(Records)
------------------------------------------------------------

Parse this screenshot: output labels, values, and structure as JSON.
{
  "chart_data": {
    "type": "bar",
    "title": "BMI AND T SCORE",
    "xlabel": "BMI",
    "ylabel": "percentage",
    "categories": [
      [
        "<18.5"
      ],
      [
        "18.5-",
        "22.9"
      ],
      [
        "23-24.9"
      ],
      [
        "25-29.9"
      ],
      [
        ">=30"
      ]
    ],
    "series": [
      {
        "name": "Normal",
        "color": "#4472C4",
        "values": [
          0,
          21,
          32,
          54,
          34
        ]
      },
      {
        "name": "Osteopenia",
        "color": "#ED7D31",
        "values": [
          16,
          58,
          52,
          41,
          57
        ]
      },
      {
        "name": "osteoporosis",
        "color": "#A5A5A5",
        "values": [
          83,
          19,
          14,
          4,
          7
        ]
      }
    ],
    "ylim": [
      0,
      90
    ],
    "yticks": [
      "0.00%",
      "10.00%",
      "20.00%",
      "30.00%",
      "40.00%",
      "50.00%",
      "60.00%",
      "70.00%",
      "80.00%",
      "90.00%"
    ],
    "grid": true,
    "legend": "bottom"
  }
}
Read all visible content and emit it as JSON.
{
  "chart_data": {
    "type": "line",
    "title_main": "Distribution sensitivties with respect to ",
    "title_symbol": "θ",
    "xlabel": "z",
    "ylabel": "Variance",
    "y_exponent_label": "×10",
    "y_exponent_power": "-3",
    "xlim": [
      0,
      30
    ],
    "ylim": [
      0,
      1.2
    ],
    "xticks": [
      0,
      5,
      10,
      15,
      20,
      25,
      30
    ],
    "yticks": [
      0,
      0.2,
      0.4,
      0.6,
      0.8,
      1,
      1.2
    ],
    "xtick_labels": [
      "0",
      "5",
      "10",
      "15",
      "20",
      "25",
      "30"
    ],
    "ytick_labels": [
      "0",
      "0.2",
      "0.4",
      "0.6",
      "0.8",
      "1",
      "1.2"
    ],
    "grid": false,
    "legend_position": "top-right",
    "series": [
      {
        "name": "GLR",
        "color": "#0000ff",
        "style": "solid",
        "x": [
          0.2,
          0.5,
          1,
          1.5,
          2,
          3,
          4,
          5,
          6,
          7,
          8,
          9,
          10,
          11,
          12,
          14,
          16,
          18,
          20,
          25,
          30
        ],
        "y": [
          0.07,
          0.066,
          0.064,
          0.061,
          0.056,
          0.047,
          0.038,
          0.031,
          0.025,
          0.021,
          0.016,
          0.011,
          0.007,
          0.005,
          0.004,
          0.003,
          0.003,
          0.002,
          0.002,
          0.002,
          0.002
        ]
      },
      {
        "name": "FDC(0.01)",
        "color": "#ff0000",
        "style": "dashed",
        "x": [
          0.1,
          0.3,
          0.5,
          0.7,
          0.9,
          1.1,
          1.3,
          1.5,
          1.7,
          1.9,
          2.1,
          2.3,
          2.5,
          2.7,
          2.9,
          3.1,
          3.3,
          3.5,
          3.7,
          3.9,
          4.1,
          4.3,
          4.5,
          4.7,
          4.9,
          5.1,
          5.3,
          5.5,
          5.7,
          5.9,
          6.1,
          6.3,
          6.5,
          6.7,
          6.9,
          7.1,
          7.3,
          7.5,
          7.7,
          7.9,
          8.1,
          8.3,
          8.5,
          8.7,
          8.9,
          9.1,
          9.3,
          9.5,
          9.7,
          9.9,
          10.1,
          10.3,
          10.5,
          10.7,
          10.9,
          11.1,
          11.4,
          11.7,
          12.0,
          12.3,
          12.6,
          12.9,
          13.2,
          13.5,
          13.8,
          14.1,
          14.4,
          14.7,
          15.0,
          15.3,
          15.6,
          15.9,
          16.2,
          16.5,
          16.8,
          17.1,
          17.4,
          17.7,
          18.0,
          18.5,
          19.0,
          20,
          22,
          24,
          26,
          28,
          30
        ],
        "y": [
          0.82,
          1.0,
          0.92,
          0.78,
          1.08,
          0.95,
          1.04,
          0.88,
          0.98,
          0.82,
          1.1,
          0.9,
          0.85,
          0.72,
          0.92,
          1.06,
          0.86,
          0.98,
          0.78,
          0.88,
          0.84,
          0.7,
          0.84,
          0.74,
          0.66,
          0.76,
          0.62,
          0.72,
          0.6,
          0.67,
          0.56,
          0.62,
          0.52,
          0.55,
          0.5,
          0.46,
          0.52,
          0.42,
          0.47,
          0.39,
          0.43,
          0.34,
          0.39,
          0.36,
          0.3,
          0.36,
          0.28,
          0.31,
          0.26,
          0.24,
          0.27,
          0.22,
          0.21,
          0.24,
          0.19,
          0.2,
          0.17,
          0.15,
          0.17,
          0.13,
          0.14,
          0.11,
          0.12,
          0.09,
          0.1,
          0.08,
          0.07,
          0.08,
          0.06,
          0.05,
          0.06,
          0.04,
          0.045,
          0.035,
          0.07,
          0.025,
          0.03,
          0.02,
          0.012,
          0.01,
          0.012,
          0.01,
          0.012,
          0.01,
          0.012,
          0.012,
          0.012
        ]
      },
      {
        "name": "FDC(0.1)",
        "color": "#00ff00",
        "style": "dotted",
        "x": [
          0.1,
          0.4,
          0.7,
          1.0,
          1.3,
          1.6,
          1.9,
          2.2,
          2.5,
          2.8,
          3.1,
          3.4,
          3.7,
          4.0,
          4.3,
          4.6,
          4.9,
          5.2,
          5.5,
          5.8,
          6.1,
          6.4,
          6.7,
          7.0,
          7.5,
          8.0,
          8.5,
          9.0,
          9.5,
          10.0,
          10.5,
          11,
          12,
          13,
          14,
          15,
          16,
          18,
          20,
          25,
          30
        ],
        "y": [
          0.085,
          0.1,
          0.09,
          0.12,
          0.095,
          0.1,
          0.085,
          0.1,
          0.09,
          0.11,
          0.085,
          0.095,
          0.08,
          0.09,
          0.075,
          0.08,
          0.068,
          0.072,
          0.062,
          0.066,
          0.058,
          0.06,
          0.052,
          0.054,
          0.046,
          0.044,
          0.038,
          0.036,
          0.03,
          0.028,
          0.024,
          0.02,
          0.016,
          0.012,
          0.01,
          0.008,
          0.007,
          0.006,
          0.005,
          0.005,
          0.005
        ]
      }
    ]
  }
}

------------------------------------------------------------

EXERCISE AIM:
Which lines contain the word "name"? Return each of them.

PROBLEM SOLUTION:
        "name": "Normal",
        "name": "Osteopenia",
        "name": "osteoporosis",
        "name": "GLR",
        "name": "FDC(0.01)",
        "name": "FDC(0.1)",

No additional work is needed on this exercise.